TASK → Using the records below, locate all lines containing "name" and return them.

···

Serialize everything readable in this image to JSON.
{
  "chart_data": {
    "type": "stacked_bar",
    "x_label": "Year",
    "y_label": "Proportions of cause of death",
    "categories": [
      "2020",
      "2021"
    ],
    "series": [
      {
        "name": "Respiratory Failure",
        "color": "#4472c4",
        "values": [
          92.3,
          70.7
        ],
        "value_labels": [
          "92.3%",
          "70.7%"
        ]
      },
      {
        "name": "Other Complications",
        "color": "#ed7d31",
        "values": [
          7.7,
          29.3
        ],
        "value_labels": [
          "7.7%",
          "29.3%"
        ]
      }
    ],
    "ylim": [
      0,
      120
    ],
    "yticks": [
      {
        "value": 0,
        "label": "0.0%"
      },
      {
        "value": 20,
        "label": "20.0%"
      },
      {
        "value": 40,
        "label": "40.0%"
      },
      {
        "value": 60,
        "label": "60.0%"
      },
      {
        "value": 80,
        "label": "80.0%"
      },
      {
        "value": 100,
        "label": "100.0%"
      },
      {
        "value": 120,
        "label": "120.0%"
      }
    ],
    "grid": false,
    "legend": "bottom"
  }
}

···

RESPONSE TO THE EXERCISE →
        "name": "Respiratory Failure",
        "name": "Other Complications",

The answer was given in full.